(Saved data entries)
=-=-=-=-=

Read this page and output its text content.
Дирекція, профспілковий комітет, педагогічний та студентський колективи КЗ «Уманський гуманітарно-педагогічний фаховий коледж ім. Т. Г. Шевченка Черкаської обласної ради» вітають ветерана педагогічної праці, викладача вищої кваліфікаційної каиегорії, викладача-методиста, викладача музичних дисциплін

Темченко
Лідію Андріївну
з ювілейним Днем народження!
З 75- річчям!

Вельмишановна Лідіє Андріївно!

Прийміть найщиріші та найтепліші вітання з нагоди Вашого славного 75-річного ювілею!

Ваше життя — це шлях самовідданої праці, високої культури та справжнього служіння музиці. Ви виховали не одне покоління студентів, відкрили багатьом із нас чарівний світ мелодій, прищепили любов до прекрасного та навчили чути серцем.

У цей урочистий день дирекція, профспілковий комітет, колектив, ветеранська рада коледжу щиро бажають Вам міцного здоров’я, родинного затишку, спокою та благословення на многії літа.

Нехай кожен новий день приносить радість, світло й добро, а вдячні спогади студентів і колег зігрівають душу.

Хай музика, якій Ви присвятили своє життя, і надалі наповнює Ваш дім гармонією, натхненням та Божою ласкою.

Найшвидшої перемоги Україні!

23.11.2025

=-=-=-=-=

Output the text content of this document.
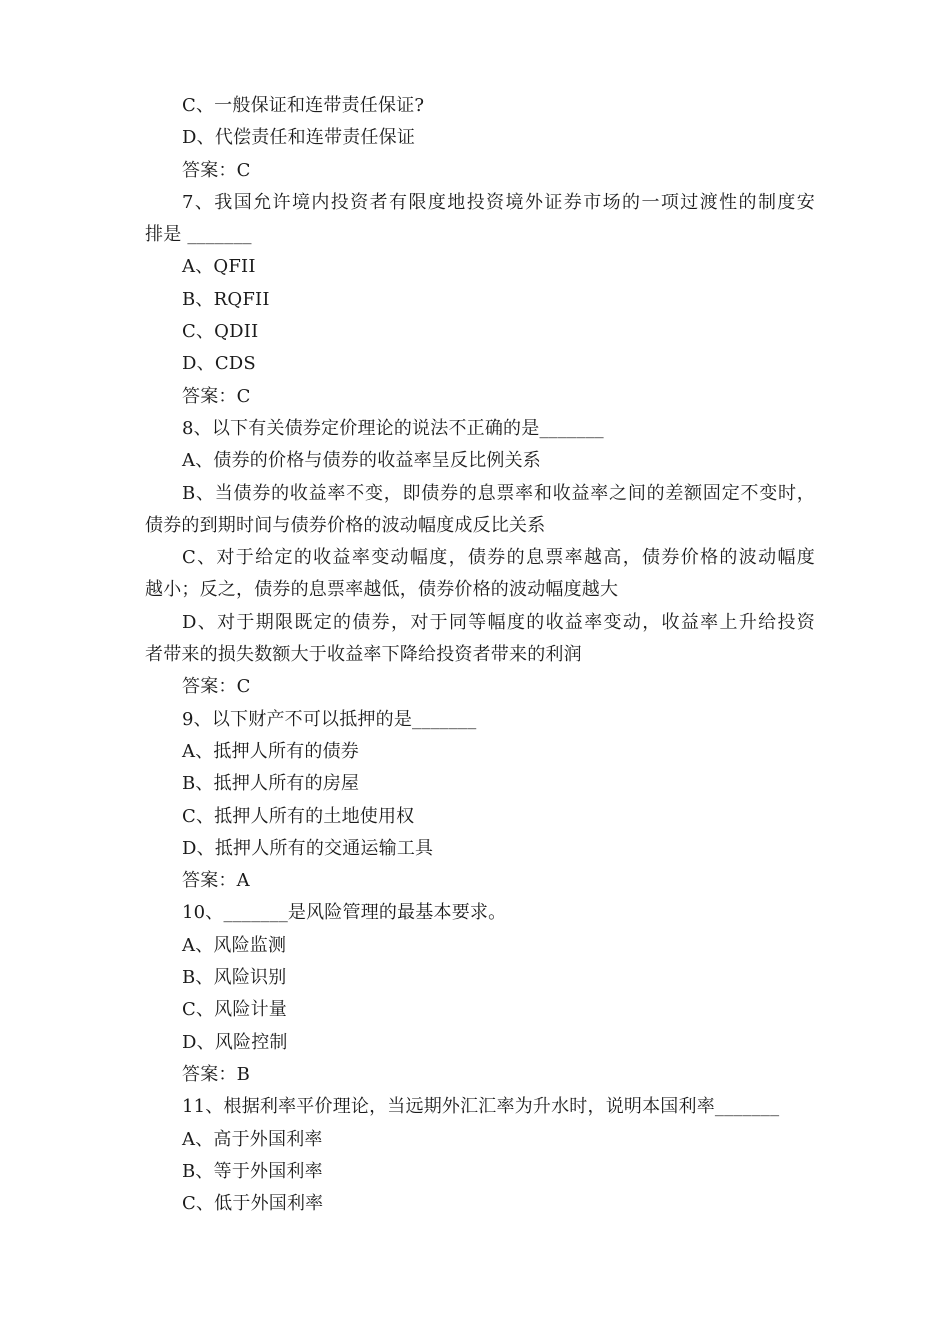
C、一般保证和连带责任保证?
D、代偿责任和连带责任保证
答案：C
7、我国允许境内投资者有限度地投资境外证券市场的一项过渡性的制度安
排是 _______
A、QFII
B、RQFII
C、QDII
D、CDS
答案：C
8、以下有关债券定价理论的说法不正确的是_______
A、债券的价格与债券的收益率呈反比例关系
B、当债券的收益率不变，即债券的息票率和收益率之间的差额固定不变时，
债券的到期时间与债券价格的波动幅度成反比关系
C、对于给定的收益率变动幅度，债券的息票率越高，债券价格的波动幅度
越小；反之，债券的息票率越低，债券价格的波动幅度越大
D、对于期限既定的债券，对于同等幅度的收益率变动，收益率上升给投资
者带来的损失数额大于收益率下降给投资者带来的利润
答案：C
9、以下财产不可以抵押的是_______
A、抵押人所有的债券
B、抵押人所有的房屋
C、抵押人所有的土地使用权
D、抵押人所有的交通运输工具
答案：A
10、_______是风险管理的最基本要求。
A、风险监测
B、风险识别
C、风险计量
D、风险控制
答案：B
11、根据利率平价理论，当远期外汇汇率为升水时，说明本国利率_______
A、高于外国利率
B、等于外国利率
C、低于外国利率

=-=-=-=-=

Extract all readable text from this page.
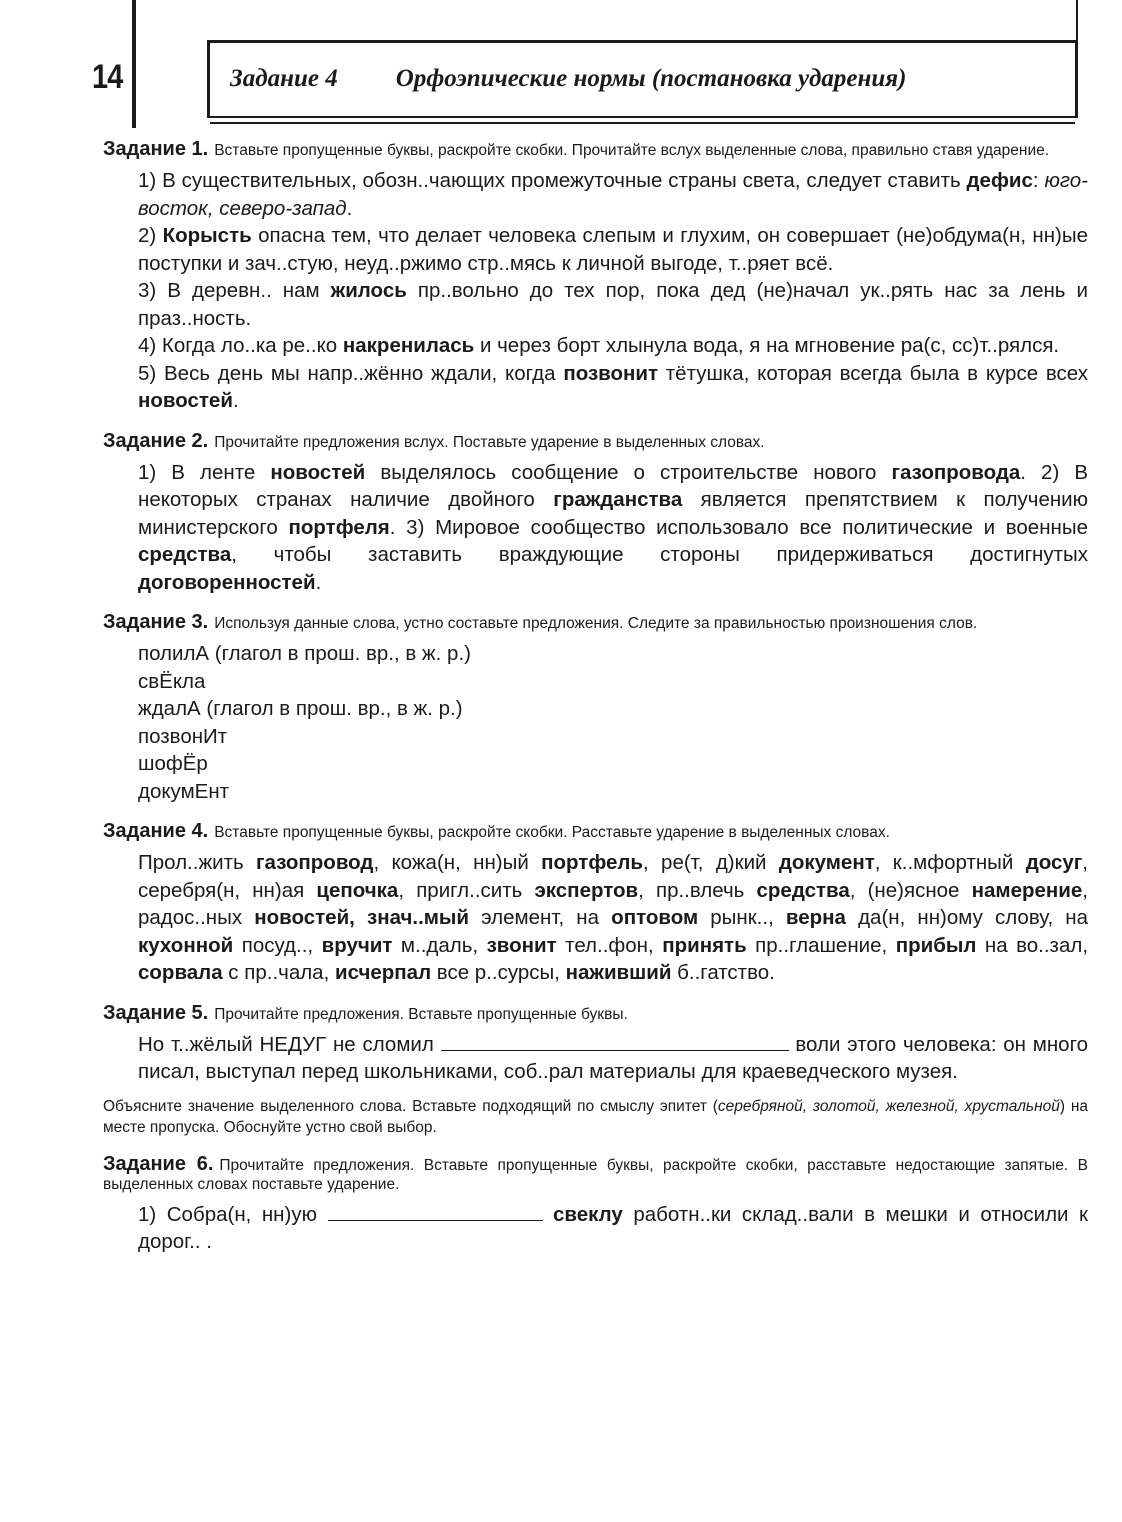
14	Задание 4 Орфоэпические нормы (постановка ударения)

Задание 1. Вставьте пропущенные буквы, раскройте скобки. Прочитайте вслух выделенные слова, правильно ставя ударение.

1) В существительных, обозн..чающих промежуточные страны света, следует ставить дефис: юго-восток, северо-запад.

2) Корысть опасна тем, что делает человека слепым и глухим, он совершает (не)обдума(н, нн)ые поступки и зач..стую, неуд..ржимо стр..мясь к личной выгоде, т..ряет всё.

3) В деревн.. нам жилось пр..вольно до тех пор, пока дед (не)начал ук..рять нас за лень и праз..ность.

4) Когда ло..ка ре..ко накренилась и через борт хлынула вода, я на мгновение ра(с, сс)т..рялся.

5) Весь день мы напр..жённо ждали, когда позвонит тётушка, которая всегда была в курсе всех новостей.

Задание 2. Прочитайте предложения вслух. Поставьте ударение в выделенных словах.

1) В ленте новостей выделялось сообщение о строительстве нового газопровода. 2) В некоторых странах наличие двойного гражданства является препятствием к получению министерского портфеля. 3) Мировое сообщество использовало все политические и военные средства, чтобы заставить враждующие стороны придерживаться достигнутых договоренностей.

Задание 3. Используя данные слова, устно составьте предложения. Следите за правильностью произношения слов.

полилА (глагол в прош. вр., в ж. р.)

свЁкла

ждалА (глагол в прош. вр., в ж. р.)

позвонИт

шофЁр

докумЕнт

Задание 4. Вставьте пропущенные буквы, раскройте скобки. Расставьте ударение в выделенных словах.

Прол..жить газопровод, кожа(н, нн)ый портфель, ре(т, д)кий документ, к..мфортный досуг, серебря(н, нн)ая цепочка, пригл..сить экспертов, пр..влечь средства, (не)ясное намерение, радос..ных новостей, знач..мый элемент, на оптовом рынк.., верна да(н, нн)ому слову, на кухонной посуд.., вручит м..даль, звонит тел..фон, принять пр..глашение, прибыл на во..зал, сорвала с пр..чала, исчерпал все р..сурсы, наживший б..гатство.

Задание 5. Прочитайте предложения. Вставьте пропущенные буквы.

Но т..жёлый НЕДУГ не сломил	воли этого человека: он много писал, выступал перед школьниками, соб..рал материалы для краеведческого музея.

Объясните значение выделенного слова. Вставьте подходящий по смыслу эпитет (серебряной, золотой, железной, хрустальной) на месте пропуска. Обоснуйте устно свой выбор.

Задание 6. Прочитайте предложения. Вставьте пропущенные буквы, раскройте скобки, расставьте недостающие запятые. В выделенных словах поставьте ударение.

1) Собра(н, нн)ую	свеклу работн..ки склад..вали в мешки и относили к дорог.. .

=-=-=-=-=

The task
Scan the entries above and work out how many lines include the word "раскройте"; the reply is that number alone.

Reply to the exercise
3